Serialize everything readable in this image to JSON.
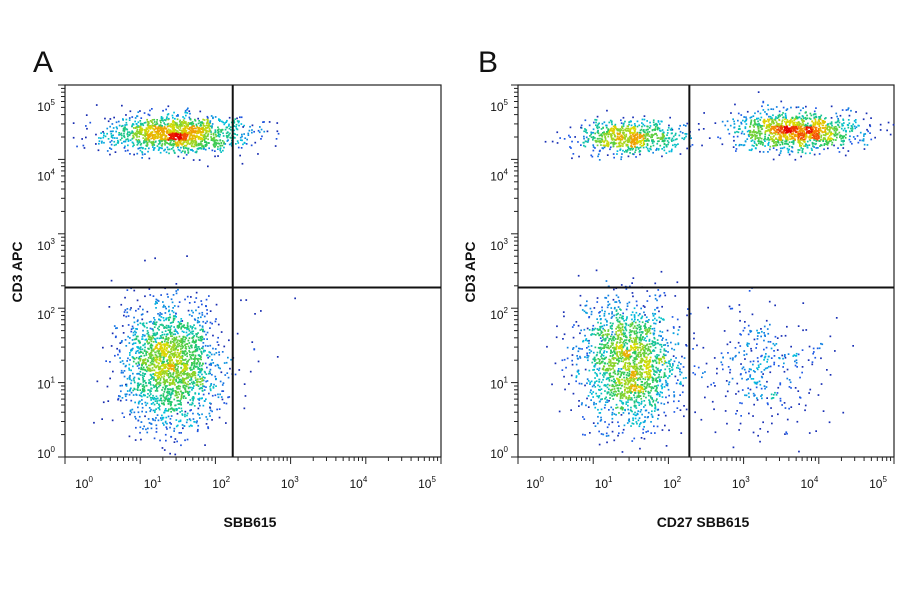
{
  "chart_data": [
    {
      "panel_label": "A",
      "type": "scatter",
      "xlabel": "SBB615",
      "ylabel": "CD3 APC",
      "x_scale": "log",
      "y_scale": "log",
      "xlim": [
        1,
        100000
      ],
      "ylim": [
        1,
        100000
      ],
      "x_ticks": [
        {
          "base": "10",
          "exp": "0",
          "value": 1
        },
        {
          "base": "10",
          "exp": "1",
          "value": 10
        },
        {
          "base": "10",
          "exp": "2",
          "value": 100
        },
        {
          "base": "10",
          "exp": "3",
          "value": 1000
        },
        {
          "base": "10",
          "exp": "4",
          "value": 10000
        },
        {
          "base": "10",
          "exp": "5",
          "value": 100000
        }
      ],
      "y_ticks": [
        {
          "base": "10",
          "exp": "0",
          "value": 1
        },
        {
          "base": "10",
          "exp": "1",
          "value": 10
        },
        {
          "base": "10",
          "exp": "2",
          "value": 100
        },
        {
          "base": "10",
          "exp": "3",
          "value": 1000
        },
        {
          "base": "10",
          "exp": "4",
          "value": 10000
        },
        {
          "base": "10",
          "exp": "5",
          "value": 100000
        }
      ],
      "gate_x": 170,
      "gate_y": 190,
      "grid": false,
      "color_map": "density: blue to cyan to green to yellow to red",
      "populations": [
        {
          "x_center": 30,
          "y_center": 22000,
          "x_spread_log": 0.45,
          "y_spread_log": 0.12,
          "count": 1400
        },
        {
          "x_center": 25,
          "y_center": 18,
          "x_spread_log": 0.32,
          "y_spread_log": 0.42,
          "count": 2000
        },
        {
          "x_center": 250,
          "y_center": 30,
          "x_spread_log": 0.25,
          "y_spread_log": 0.4,
          "count": 10
        }
      ]
    },
    {
      "panel_label": "B",
      "type": "scatter",
      "xlabel": "CD27 SBB615",
      "ylabel": "CD3 APC",
      "x_scale": "log",
      "y_scale": "log",
      "xlim": [
        1,
        100000
      ],
      "ylim": [
        1,
        100000
      ],
      "x_ticks": [
        {
          "base": "10",
          "exp": "0",
          "value": 1
        },
        {
          "base": "10",
          "exp": "1",
          "value": 10
        },
        {
          "base": "10",
          "exp": "2",
          "value": 100
        },
        {
          "base": "10",
          "exp": "3",
          "value": 1000
        },
        {
          "base": "10",
          "exp": "4",
          "value": 10000
        },
        {
          "base": "10",
          "exp": "5",
          "value": 100000
        }
      ],
      "y_ticks": [
        {
          "base": "10",
          "exp": "0",
          "value": 1
        },
        {
          "base": "10",
          "exp": "1",
          "value": 10
        },
        {
          "base": "10",
          "exp": "2",
          "value": 100
        },
        {
          "base": "10",
          "exp": "3",
          "value": 1000
        },
        {
          "base": "10",
          "exp": "4",
          "value": 10000
        },
        {
          "base": "10",
          "exp": "5",
          "value": 100000
        }
      ],
      "gate_x": 190,
      "gate_y": 190,
      "grid": false,
      "color_map": "density: blue to cyan to green to yellow to red",
      "populations": [
        {
          "x_center": 30,
          "y_center": 20000,
          "x_spread_log": 0.35,
          "y_spread_log": 0.11,
          "count": 700
        },
        {
          "x_center": 5000,
          "y_center": 24000,
          "x_spread_log": 0.42,
          "y_spread_log": 0.13,
          "count": 1200
        },
        {
          "x_center": 30,
          "y_center": 18,
          "x_spread_log": 0.33,
          "y_spread_log": 0.42,
          "count": 1800
        },
        {
          "x_center": 2000,
          "y_center": 15,
          "x_spread_log": 0.4,
          "y_spread_log": 0.4,
          "count": 320
        }
      ]
    }
  ]
}
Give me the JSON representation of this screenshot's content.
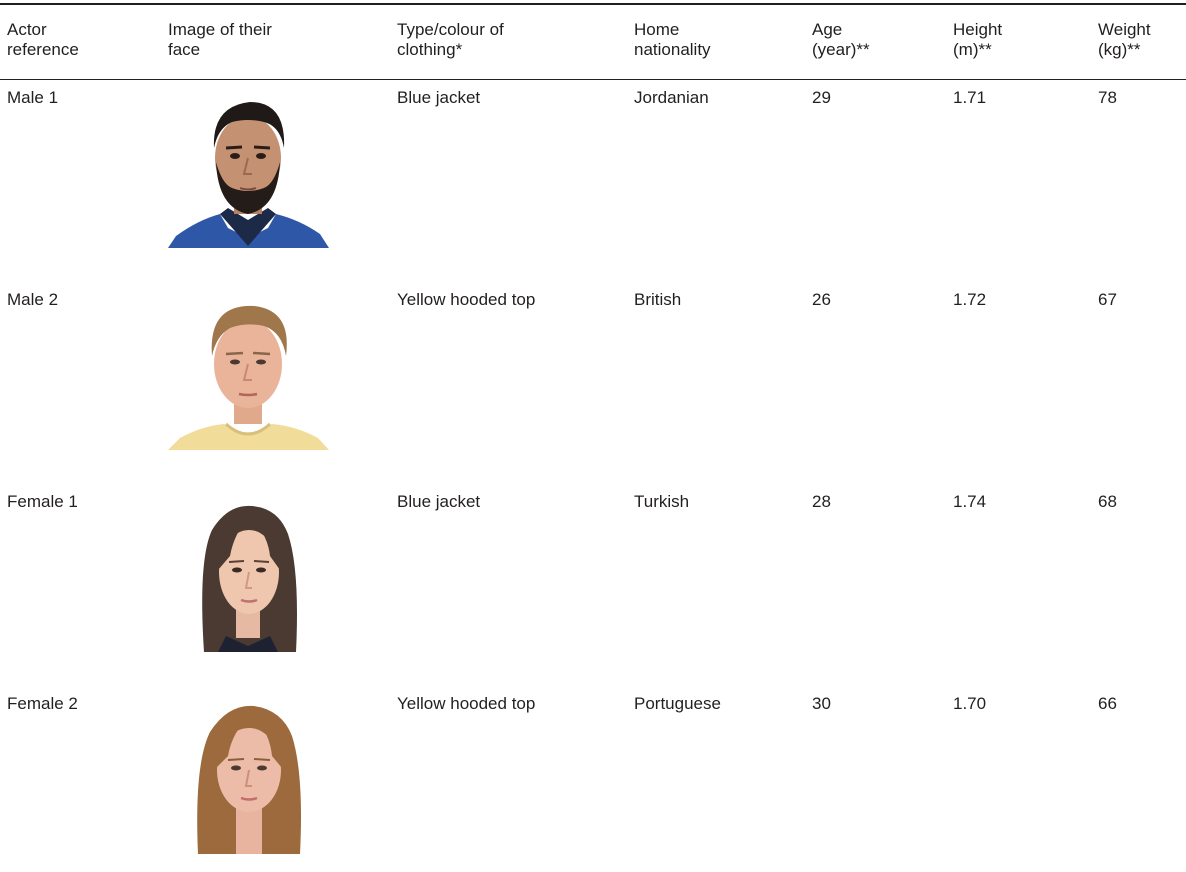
{
  "table": {
    "headers": [
      "Actor\nreference",
      "Image of their\nface",
      "Type/colour of\nclothing*",
      "Home\nnationality",
      "Age\n(year)**",
      "Height\n(m)**",
      "Weight\n(kg)**"
    ],
    "rows": [
      {
        "actor": "Male 1",
        "face_image": "male-dark-hair-beard-blue-jacket-photo",
        "clothing": "Blue jacket",
        "nationality": "Jordanian",
        "age": "29",
        "height": "1.71",
        "weight": "78"
      },
      {
        "actor": "Male 2",
        "face_image": "male-light-hair-yellow-hood-photo",
        "clothing": "Yellow hooded top",
        "nationality": "British",
        "age": "26",
        "height": "1.72",
        "weight": "67"
      },
      {
        "actor": "Female 1",
        "face_image": "female-long-dark-hair-photo",
        "clothing": "Blue jacket",
        "nationality": "Turkish",
        "age": "28",
        "height": "1.74",
        "weight": "68"
      },
      {
        "actor": "Female 2",
        "face_image": "female-long-brown-hair-photo",
        "clothing": "Yellow hooded top",
        "nationality": "Portuguese",
        "age": "30",
        "height": "1.70",
        "weight": "66"
      }
    ]
  }
}
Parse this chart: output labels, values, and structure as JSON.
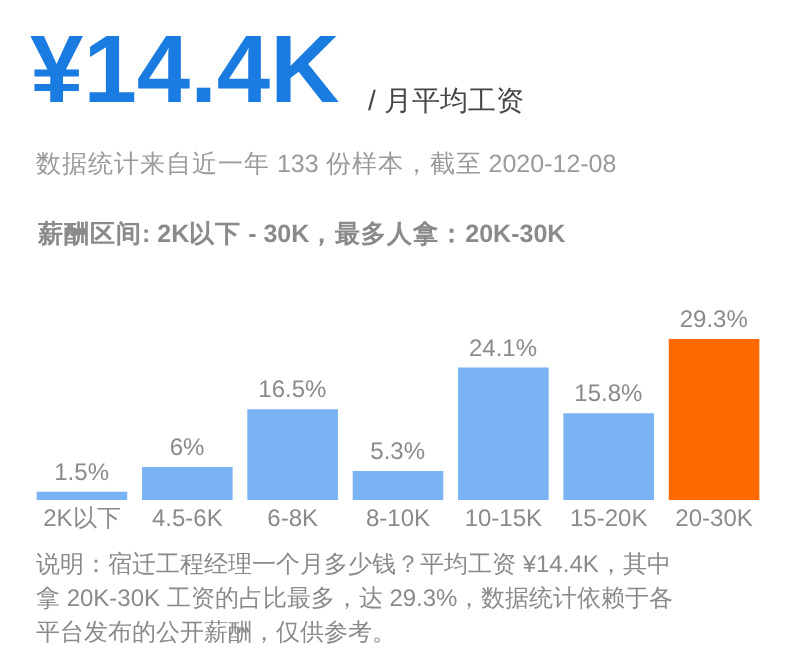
{
  "chart_data": {
    "type": "bar",
    "title": "¥14.4K",
    "subtitle": "/ 月平均工资",
    "annotations": [
      "数据统计来自近一年 133 份样本，截至 2020-12-08",
      "薪酬区间: 2K以下 - 30K，最多人拿：20K-30K",
      "说明：宿迁工程经理一个月多少钱？平均工资 ¥14.4K，其中",
      "拿 20K-30K 工资的占比最多，达 29.3%，数据统计依赖于各",
      "平台发布的公开薪酬，仅供参考。"
    ],
    "categories": [
      "2K以下",
      "4.5-6K",
      "6-8K",
      "8-10K",
      "10-15K",
      "15-20K",
      "20-30K"
    ],
    "values": [
      1.5,
      6,
      16.5,
      5.3,
      24.1,
      15.8,
      29.3
    ],
    "value_labels": [
      "1.5%",
      "6%",
      "16.5%",
      "5.3%",
      "24.1%",
      "15.8%",
      "29.3%"
    ],
    "colors": [
      "#79b3f4",
      "#79b3f4",
      "#79b3f4",
      "#79b3f4",
      "#79b3f4",
      "#79b3f4",
      "#ff6a00"
    ],
    "tick_labels": "x"
  }
}
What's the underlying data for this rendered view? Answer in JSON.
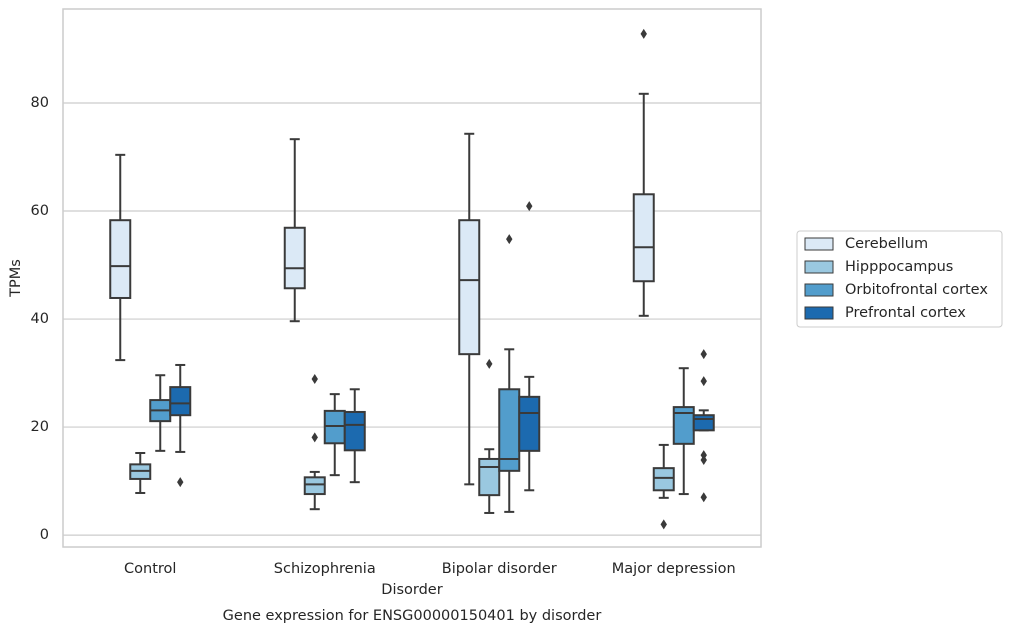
{
  "chart_data": {
    "type": "box",
    "title": "Gene expression for ENSG00000150401 by disorder",
    "xlabel": "Disorder",
    "ylabel": "TPMs",
    "categories": [
      "Control",
      "Schizophrenia",
      "Bipolar disorder",
      "Major depression"
    ],
    "ylim": [
      -2.2,
      97.4
    ],
    "yticks": [
      0,
      20,
      40,
      60,
      80
    ],
    "grid": true,
    "legend": "right",
    "series": [
      {
        "name": "Cerebellum",
        "color": "#dbe9f6",
        "values": [
          {
            "whislo": 32.4,
            "q1": 43.9,
            "med": 49.8,
            "q3": 58.3,
            "whishi": 70.4,
            "fliers": []
          },
          {
            "whislo": 39.6,
            "q1": 45.7,
            "med": 49.4,
            "q3": 56.9,
            "whishi": 73.3,
            "fliers": []
          },
          {
            "whislo": 9.4,
            "q1": 33.5,
            "med": 47.2,
            "q3": 58.3,
            "whishi": 74.3,
            "fliers": []
          },
          {
            "whislo": 40.6,
            "q1": 47.0,
            "med": 53.3,
            "q3": 63.1,
            "whishi": 81.7,
            "fliers": [
              92.8
            ]
          }
        ]
      },
      {
        "name": "Hipppocampus",
        "color": "#9ac8e0",
        "values": [
          {
            "whislo": 7.8,
            "q1": 10.4,
            "med": 11.9,
            "q3": 13.1,
            "whishi": 15.2,
            "fliers": []
          },
          {
            "whislo": 4.8,
            "q1": 7.6,
            "med": 9.4,
            "q3": 10.7,
            "whishi": 11.7,
            "fliers": [
              28.9,
              18.1
            ]
          },
          {
            "whislo": 4.1,
            "q1": 7.4,
            "med": 12.6,
            "q3": 14.1,
            "whishi": 15.9,
            "fliers": [
              31.7
            ]
          },
          {
            "whislo": 6.9,
            "q1": 8.3,
            "med": 10.6,
            "q3": 12.4,
            "whishi": 16.7,
            "fliers": [
              2.0
            ]
          }
        ]
      },
      {
        "name": "Orbitofrontal cortex",
        "color": "#529dcc",
        "values": [
          {
            "whislo": 15.6,
            "q1": 21.1,
            "med": 23.1,
            "q3": 25.0,
            "whishi": 29.6,
            "fliers": []
          },
          {
            "whislo": 11.1,
            "q1": 17.0,
            "med": 20.2,
            "q3": 23.0,
            "whishi": 26.1,
            "fliers": []
          },
          {
            "whislo": 4.3,
            "q1": 11.9,
            "med": 14.1,
            "q3": 27.0,
            "whishi": 34.4,
            "fliers": [
              54.8
            ]
          },
          {
            "whislo": 7.6,
            "q1": 16.9,
            "med": 22.6,
            "q3": 23.7,
            "whishi": 30.9,
            "fliers": []
          }
        ]
      },
      {
        "name": "Prefrontal cortex",
        "color": "#1c6aaf",
        "values": [
          {
            "whislo": 15.4,
            "q1": 22.2,
            "med": 24.4,
            "q3": 27.4,
            "whishi": 31.5,
            "fliers": [
              9.8
            ]
          },
          {
            "whislo": 9.8,
            "q1": 15.7,
            "med": 20.4,
            "q3": 22.8,
            "whishi": 27.0,
            "fliers": []
          },
          {
            "whislo": 8.3,
            "q1": 15.6,
            "med": 22.6,
            "q3": 25.6,
            "whishi": 29.3,
            "fliers": [
              60.9
            ]
          },
          {
            "whislo": 19.4,
            "q1": 19.4,
            "med": 21.5,
            "q3": 22.2,
            "whishi": 23.1,
            "fliers": [
              33.5,
              28.5,
              14.8,
              13.9,
              7.0
            ]
          }
        ]
      }
    ]
  }
}
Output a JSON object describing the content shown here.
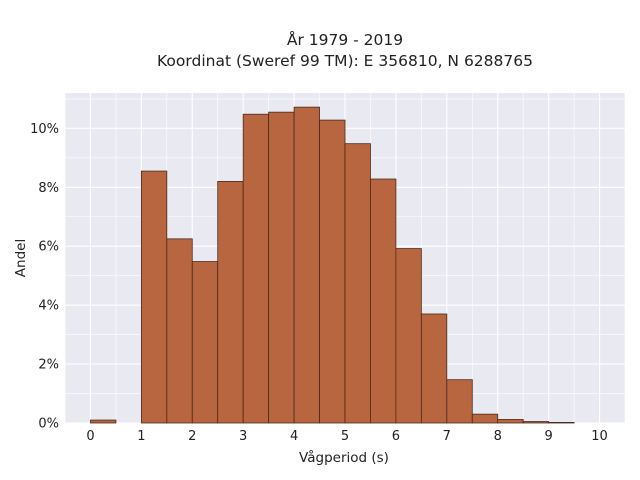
{
  "chart_data": {
    "type": "bar",
    "title_line1": "År 1979 - 2019",
    "title_line2": "Koordinat (Sweref 99 TM): E 356810, N 6288765",
    "xlabel": "Vågperiod (s)",
    "ylabel": "Andel",
    "xlim": [
      -0.5,
      10.5
    ],
    "ylim": [
      0,
      11.2
    ],
    "x_ticks": [
      {
        "value": 0,
        "label": "0"
      },
      {
        "value": 1,
        "label": "1"
      },
      {
        "value": 2,
        "label": "2"
      },
      {
        "value": 3,
        "label": "3"
      },
      {
        "value": 4,
        "label": "4"
      },
      {
        "value": 5,
        "label": "5"
      },
      {
        "value": 6,
        "label": "6"
      },
      {
        "value": 7,
        "label": "7"
      },
      {
        "value": 8,
        "label": "8"
      },
      {
        "value": 9,
        "label": "9"
      },
      {
        "value": 10,
        "label": "10"
      }
    ],
    "y_ticks": [
      {
        "value": 0,
        "label": "0%"
      },
      {
        "value": 2,
        "label": "2%"
      },
      {
        "value": 4,
        "label": "4%"
      },
      {
        "value": 6,
        "label": "6%"
      },
      {
        "value": 8,
        "label": "8%"
      },
      {
        "value": 10,
        "label": "10%"
      }
    ],
    "bin_width": 0.5,
    "bins": [
      {
        "start": 0.0,
        "value": 0.1
      },
      {
        "start": 1.0,
        "value": 8.55
      },
      {
        "start": 1.5,
        "value": 6.25
      },
      {
        "start": 2.0,
        "value": 5.48
      },
      {
        "start": 2.5,
        "value": 8.2
      },
      {
        "start": 3.0,
        "value": 10.48
      },
      {
        "start": 3.5,
        "value": 10.55
      },
      {
        "start": 4.0,
        "value": 10.72
      },
      {
        "start": 4.5,
        "value": 10.28
      },
      {
        "start": 5.0,
        "value": 9.48
      },
      {
        "start": 5.5,
        "value": 8.28
      },
      {
        "start": 6.0,
        "value": 5.92
      },
      {
        "start": 6.5,
        "value": 3.7
      },
      {
        "start": 7.0,
        "value": 1.47
      },
      {
        "start": 7.5,
        "value": 0.3
      },
      {
        "start": 8.0,
        "value": 0.12
      },
      {
        "start": 8.5,
        "value": 0.05
      },
      {
        "start": 9.0,
        "value": 0.02
      }
    ],
    "grid": true,
    "colors": {
      "bar_fill": "#b8663f",
      "bar_stroke": "#4a2a1a",
      "plot_bg": "#e9e9f1",
      "grid": "#ffffff"
    }
  }
}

------------------------------------------------------------------------

> Written instruction
Extract each line holding the string "xlabel".

> Problem solution
      "xlabel": "SBB615",
      "xlabel": "CD27 SBB615",
    "xlabel": "Disorder",
    "xlabel": "Vågperiod (s)",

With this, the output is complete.